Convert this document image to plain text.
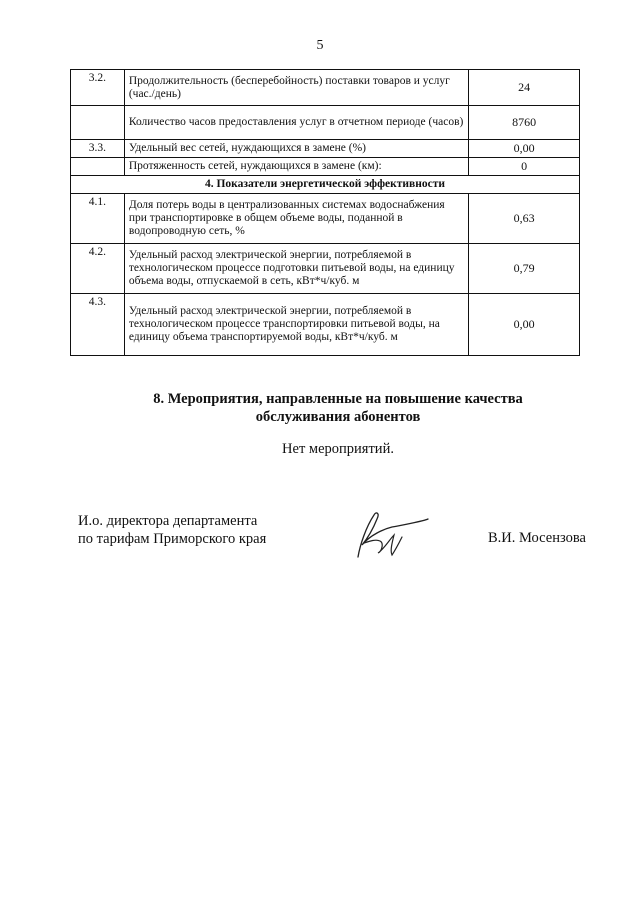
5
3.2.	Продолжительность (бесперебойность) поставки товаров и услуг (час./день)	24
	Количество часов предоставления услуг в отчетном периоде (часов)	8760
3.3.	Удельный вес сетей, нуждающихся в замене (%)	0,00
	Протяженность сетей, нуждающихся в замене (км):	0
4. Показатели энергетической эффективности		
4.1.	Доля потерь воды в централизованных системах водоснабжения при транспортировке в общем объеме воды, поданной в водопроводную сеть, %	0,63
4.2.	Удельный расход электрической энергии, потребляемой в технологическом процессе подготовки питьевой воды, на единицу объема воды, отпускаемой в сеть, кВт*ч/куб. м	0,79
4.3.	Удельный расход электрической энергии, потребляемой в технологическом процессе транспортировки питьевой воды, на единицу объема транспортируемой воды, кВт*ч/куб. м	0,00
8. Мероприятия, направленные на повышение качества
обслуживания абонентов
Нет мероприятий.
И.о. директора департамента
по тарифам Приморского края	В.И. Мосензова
▬▬▬
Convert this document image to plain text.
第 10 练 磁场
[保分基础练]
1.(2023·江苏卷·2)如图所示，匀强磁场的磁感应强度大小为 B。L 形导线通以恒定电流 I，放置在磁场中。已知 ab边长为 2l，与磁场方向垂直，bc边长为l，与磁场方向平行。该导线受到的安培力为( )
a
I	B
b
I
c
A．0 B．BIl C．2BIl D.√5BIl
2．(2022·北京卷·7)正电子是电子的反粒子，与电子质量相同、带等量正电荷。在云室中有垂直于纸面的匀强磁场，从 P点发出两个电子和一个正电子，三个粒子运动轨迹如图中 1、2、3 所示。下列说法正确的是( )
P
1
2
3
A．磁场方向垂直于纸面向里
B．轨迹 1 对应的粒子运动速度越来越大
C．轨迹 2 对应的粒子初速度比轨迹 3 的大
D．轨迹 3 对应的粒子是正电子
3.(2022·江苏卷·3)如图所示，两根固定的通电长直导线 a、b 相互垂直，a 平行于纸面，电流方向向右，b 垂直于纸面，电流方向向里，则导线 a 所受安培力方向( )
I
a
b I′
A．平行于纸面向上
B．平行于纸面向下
▬▬▬
**SHORT PROBLEM**
Each line holding "сетей" must be found and copied.

**THE REPLY**
3.3.	Удельный вес сетей, нуждающихся в замене (%)	0,00
	Протяженность сетей, нуждающихся в замене (км):	0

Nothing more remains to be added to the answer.